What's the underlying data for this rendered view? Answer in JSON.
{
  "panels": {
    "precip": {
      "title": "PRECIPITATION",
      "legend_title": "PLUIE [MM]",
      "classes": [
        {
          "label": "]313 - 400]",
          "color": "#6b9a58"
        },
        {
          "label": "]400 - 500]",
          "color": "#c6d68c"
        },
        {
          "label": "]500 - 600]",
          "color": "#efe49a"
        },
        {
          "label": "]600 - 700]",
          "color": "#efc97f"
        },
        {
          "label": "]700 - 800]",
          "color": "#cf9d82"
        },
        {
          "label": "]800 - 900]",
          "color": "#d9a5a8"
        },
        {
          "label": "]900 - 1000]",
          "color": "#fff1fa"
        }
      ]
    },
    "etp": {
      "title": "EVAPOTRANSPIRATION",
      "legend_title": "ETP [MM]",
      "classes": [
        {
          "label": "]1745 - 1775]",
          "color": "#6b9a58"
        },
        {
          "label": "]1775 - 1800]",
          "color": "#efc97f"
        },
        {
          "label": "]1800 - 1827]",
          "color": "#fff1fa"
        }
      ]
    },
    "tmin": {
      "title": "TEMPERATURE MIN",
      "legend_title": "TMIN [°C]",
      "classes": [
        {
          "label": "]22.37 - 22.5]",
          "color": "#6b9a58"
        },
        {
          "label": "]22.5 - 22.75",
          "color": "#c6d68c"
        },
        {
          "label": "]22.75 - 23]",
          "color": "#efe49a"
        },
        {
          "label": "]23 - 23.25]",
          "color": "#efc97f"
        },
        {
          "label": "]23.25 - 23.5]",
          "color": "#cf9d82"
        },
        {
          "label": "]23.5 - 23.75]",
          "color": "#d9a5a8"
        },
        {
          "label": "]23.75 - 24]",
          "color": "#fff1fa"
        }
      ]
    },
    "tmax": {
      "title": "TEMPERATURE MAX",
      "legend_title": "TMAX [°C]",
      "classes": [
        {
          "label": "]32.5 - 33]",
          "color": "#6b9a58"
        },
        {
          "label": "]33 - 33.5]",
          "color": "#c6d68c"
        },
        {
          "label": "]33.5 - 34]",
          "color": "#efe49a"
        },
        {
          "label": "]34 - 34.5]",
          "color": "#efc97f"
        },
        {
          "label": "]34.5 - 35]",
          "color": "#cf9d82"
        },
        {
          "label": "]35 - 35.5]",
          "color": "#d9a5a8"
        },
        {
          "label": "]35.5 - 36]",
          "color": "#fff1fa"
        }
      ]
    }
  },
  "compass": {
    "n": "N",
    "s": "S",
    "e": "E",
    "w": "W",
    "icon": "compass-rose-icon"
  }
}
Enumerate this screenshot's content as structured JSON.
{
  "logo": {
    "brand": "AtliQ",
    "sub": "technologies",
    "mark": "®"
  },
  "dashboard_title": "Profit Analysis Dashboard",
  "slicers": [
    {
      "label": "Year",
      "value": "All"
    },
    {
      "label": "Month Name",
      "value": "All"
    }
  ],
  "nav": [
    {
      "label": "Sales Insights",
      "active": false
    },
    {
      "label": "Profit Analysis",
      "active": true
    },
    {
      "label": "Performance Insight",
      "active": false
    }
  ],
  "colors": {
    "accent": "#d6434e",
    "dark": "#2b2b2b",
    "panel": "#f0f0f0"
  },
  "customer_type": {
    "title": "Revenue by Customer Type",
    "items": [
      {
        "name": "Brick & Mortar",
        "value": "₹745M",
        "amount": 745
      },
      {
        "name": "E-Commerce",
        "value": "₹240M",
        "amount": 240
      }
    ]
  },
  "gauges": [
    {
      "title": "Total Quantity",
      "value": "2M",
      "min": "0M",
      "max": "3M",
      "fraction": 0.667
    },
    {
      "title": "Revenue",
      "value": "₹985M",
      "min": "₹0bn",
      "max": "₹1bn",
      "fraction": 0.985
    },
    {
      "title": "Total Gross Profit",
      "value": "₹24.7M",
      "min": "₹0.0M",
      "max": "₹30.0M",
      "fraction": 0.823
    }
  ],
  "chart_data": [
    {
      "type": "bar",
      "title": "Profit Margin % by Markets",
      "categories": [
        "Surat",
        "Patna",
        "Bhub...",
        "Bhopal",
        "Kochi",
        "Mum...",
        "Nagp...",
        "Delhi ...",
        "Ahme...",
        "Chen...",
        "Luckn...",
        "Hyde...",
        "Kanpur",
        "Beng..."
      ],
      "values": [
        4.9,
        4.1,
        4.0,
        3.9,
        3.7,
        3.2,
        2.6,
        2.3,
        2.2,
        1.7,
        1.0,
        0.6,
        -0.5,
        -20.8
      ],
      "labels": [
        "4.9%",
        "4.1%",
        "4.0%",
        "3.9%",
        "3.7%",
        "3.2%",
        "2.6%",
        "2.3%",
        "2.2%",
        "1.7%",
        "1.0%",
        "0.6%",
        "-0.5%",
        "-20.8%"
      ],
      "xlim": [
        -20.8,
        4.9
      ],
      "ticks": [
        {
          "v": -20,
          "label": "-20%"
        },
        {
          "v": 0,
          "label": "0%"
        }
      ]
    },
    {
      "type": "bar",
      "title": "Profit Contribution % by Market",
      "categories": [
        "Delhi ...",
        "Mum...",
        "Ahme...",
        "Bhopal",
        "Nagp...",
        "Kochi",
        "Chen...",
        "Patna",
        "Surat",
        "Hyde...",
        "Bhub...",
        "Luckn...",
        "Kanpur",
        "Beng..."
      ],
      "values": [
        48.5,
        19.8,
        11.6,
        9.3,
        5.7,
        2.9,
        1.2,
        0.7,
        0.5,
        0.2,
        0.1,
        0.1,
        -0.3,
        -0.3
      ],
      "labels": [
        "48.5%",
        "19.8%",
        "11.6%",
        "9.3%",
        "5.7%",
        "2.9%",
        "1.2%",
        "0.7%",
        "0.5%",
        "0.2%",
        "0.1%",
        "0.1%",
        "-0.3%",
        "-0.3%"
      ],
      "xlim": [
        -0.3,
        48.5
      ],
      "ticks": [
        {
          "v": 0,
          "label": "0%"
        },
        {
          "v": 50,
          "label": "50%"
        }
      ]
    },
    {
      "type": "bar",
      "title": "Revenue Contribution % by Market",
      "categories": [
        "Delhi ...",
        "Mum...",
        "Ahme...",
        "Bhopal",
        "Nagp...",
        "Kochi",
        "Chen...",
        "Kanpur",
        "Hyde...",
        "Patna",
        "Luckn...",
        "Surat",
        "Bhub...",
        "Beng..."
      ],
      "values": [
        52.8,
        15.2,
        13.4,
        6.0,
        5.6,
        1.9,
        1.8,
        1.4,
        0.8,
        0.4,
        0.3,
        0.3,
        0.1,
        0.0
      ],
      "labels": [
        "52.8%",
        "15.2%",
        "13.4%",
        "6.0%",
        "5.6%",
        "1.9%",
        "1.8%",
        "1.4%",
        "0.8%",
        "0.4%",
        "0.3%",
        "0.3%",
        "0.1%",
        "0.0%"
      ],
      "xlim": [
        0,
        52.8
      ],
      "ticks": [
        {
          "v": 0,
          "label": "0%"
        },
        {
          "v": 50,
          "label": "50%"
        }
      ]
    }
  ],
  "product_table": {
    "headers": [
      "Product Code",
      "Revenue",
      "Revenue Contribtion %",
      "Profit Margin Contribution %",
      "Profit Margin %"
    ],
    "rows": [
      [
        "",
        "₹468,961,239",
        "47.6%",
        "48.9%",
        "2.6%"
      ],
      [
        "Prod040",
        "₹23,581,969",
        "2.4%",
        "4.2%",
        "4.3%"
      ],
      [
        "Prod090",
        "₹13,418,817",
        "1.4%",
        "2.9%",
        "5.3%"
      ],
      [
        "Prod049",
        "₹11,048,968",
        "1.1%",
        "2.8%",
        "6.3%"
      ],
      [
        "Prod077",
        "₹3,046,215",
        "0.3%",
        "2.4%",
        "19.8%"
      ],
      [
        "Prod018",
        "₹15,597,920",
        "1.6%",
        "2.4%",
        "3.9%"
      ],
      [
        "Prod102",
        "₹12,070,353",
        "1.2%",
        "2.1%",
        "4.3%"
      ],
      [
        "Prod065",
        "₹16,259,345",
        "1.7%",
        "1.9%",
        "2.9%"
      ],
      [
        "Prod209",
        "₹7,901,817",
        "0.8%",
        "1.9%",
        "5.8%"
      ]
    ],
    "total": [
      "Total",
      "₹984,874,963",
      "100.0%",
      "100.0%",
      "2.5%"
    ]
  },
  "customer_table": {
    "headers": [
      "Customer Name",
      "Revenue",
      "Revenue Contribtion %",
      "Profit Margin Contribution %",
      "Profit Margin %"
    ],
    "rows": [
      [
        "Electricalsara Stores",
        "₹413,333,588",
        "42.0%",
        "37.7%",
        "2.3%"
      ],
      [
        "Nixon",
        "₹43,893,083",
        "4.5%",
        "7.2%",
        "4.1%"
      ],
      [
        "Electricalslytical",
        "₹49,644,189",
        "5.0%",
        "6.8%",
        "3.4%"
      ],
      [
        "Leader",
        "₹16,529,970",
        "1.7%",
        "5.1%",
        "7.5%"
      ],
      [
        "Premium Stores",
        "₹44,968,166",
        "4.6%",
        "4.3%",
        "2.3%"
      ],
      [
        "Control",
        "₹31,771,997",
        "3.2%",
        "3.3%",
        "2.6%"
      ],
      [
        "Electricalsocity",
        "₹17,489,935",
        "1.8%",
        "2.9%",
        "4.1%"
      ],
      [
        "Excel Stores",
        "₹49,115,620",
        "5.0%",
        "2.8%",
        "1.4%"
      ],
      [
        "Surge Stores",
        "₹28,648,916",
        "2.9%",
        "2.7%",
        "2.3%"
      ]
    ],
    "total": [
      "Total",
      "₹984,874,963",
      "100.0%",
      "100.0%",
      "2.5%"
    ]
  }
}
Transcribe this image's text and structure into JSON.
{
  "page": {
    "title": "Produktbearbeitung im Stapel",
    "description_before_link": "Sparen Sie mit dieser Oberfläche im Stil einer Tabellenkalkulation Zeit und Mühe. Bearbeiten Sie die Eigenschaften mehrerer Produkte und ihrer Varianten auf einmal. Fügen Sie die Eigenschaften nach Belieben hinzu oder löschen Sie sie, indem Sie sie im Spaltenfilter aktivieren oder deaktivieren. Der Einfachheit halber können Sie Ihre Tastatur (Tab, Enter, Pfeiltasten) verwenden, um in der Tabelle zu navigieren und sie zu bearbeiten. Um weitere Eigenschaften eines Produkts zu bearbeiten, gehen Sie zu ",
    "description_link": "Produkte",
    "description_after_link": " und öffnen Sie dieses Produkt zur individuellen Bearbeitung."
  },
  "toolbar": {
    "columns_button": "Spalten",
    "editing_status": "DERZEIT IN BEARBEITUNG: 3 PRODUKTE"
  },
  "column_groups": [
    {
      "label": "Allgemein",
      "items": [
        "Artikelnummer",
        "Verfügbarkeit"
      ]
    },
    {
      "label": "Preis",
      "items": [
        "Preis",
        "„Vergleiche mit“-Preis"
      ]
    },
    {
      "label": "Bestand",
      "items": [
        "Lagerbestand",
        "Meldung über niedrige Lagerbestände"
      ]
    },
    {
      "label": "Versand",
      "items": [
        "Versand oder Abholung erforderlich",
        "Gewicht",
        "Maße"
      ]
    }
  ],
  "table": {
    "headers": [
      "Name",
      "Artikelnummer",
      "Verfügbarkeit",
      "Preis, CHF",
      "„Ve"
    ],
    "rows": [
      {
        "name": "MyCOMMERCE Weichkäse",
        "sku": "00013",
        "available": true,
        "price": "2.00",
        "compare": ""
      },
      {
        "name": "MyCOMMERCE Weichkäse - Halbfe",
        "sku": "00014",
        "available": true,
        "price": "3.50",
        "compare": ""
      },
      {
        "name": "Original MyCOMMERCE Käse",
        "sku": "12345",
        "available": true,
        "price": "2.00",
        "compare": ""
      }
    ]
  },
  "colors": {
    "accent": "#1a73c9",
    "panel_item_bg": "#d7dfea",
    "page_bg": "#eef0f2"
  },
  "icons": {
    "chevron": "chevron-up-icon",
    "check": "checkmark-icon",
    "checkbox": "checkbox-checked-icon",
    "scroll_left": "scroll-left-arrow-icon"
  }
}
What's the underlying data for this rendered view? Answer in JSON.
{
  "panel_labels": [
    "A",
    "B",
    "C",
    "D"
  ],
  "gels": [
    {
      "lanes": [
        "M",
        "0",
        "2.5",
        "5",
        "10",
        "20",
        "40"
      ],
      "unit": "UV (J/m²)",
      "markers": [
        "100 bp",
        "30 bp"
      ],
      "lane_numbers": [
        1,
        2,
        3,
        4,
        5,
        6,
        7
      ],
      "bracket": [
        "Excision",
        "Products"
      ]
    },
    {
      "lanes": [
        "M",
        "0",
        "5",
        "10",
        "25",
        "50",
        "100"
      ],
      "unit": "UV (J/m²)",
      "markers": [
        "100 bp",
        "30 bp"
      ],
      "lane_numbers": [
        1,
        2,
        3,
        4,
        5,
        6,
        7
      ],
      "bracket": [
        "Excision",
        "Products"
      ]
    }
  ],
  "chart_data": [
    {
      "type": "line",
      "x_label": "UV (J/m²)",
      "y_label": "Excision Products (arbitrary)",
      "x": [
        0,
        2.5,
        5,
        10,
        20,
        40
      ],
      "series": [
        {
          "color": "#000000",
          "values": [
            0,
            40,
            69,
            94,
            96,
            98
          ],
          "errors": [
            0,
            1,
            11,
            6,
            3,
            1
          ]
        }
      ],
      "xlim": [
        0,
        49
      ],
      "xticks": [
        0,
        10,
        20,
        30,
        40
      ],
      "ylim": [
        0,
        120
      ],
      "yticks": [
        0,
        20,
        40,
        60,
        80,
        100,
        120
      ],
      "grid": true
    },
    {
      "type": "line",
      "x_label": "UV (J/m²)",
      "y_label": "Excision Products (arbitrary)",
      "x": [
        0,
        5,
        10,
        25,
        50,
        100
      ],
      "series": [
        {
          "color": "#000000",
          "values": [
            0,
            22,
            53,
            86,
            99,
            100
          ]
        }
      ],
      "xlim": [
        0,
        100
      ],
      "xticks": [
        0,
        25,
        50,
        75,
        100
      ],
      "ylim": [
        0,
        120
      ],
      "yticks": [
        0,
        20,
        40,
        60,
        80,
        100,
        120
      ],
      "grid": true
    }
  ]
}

▶ [Brief] Pick out the lines that contain "Stores" and copy them.

▶ [Written solution]
        "Electricalsara Stores",
        "Premium Stores",
        "Excel Stores",
        "Surge Stores",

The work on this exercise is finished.